-- Begin EXCERPTED RECORDS --

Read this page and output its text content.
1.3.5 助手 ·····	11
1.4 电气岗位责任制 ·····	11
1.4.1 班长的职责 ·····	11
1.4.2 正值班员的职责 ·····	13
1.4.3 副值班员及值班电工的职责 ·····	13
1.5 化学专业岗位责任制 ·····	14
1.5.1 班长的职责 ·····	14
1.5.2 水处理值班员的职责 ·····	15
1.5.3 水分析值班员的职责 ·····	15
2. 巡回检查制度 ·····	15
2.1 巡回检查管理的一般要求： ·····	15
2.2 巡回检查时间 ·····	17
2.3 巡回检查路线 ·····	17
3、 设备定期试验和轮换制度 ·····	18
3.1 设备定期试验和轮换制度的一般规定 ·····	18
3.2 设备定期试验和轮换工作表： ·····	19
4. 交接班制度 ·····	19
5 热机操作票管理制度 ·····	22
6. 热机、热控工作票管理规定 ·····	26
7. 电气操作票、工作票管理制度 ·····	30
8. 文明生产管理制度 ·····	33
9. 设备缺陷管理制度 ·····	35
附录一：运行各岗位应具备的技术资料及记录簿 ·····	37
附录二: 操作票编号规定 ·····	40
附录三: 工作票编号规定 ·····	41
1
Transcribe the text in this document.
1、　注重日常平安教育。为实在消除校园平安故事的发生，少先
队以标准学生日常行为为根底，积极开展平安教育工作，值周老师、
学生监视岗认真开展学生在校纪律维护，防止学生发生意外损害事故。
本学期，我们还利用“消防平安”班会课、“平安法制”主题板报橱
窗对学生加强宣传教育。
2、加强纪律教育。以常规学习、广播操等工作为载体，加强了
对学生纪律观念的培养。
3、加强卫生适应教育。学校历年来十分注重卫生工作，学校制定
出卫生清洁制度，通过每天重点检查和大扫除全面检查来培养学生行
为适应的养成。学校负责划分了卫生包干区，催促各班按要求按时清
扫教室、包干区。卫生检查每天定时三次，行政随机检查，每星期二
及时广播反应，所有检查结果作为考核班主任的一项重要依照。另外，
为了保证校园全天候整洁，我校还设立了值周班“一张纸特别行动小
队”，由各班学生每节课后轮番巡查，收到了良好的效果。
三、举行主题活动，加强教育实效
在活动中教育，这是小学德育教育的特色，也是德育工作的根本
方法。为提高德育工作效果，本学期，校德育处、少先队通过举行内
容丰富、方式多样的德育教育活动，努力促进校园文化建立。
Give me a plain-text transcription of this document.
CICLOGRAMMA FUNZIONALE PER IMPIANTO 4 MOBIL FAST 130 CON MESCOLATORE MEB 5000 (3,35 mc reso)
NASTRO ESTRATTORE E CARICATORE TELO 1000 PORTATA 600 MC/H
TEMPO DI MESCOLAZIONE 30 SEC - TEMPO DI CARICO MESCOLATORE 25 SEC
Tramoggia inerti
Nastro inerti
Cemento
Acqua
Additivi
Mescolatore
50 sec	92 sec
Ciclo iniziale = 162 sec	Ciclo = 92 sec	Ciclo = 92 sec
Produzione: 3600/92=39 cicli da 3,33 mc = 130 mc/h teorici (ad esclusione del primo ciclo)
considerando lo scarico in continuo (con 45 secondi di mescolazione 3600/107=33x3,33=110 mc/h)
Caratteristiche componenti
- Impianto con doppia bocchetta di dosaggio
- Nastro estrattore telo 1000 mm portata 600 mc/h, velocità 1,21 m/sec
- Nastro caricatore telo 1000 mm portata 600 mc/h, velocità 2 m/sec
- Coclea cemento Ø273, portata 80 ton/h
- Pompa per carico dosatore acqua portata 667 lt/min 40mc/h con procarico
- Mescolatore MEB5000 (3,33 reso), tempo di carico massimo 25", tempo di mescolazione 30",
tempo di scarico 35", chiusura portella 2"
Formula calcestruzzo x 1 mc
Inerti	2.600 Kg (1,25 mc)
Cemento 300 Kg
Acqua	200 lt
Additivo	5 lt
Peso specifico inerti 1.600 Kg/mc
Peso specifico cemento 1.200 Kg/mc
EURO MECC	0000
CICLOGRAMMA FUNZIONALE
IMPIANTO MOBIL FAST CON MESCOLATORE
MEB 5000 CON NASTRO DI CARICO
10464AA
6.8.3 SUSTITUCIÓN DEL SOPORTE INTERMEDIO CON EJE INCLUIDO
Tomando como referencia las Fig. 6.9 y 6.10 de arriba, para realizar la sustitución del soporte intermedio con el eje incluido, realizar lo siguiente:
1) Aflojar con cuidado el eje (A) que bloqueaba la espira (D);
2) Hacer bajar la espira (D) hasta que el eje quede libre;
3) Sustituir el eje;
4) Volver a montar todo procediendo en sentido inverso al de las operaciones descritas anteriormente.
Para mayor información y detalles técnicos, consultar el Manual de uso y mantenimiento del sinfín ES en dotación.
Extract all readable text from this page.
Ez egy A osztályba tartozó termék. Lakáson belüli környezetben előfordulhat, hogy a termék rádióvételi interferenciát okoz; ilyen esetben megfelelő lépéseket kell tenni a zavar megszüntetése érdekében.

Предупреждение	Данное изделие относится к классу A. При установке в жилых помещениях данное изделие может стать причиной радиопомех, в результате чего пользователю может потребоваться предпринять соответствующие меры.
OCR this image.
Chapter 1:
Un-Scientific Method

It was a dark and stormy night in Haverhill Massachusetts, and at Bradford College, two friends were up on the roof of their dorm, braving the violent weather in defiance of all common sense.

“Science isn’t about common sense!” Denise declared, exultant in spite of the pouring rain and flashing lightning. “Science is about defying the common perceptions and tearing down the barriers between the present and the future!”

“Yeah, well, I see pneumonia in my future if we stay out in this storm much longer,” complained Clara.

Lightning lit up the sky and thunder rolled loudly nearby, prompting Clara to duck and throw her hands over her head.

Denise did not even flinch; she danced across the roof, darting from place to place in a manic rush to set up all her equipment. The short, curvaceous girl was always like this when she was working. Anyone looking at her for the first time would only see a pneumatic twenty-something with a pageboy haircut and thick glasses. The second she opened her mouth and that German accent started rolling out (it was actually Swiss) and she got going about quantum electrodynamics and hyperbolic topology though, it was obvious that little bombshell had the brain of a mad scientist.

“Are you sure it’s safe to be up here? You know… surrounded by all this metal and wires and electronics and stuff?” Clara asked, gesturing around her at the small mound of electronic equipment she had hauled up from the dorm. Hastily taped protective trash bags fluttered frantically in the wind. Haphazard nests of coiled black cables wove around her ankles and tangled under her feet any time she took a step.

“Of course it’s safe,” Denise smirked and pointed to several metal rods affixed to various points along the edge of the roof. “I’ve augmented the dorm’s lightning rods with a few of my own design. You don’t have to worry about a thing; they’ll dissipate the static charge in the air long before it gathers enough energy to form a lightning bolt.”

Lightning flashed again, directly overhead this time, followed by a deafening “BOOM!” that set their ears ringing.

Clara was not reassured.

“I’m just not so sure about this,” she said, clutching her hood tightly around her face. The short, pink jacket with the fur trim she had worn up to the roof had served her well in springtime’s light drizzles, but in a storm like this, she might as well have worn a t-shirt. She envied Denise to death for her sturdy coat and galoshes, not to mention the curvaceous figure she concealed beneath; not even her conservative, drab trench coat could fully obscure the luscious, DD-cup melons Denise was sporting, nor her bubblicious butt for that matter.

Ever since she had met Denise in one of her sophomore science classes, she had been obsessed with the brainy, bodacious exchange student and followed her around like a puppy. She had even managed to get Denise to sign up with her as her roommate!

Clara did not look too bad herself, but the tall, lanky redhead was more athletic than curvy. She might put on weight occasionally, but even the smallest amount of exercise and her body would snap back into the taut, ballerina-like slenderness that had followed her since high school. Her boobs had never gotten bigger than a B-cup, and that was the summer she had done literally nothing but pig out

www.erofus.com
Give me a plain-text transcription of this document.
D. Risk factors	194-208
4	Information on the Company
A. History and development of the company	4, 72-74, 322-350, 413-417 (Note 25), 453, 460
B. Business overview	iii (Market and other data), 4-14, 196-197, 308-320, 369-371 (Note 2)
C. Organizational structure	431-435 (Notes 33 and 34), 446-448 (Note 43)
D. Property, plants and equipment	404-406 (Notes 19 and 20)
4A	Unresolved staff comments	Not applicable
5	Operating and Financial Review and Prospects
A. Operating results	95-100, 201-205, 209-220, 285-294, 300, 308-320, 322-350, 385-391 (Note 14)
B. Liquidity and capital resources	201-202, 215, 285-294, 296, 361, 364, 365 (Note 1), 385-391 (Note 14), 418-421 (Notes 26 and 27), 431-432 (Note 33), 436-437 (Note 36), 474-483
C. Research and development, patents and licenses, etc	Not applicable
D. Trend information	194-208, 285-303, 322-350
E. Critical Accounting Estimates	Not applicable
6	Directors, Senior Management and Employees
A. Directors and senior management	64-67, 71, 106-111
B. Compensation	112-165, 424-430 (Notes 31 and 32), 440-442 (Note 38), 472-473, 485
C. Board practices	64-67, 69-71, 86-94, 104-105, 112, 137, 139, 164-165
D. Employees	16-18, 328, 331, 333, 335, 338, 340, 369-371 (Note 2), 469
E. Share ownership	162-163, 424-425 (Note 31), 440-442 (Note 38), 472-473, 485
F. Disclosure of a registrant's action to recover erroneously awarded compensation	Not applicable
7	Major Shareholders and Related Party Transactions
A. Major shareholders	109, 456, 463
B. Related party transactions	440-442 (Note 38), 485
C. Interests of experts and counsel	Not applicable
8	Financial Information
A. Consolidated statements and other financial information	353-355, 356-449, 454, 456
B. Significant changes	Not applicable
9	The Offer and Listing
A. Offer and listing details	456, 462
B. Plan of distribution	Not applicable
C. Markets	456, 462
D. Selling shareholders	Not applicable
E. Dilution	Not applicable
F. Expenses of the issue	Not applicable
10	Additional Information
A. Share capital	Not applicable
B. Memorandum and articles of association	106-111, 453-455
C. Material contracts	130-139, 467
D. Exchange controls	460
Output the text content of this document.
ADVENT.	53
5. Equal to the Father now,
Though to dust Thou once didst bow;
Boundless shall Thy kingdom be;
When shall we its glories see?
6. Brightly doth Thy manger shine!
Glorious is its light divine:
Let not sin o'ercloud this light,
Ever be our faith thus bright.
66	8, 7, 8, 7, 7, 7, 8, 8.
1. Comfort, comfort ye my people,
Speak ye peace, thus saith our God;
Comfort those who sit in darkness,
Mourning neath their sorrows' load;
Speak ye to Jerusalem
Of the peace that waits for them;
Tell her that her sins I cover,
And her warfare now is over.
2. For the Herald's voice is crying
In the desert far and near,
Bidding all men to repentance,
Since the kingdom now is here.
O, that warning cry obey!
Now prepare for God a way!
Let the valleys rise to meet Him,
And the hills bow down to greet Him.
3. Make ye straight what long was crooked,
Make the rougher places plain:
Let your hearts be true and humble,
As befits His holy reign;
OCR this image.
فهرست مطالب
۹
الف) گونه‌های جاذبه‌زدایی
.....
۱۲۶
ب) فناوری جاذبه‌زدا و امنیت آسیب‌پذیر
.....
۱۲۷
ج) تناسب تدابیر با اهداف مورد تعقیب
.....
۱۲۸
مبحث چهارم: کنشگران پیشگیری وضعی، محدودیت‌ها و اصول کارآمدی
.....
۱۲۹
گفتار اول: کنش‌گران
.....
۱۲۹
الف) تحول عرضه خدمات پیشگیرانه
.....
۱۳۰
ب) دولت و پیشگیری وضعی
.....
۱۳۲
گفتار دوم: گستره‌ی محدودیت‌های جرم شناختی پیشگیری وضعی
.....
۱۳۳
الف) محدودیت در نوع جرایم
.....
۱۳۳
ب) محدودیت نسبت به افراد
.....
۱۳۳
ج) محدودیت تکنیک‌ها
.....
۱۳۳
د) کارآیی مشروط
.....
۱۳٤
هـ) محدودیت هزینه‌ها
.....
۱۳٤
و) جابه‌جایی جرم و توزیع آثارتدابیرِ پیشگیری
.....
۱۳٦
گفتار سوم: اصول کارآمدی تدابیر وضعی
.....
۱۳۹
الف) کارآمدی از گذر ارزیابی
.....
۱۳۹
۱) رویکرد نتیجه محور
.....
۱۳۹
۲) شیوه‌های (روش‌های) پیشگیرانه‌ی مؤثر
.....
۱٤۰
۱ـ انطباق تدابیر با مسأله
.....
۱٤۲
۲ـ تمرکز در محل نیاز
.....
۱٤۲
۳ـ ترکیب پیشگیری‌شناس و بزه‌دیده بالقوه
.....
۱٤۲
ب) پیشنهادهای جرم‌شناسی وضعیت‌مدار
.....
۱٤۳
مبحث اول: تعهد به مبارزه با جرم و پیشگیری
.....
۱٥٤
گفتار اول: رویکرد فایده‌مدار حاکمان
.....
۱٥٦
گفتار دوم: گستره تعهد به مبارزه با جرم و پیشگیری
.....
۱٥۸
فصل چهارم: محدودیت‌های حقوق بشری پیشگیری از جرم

-- End EXCERPTED RECORDS --

# [WHAT THE TASK REQUIRES]
From the entries above, pull out each line that includes "FUNZIONALE".

# [RESULT OF THIS TASK]
CICLOGRAMMA FUNZIONALE PER IMPIANTO 4 MOBIL FAST 130 CON MESCOLATORE MEB 5000 (3,35 mc reso)
CICLOGRAMMA FUNZIONALE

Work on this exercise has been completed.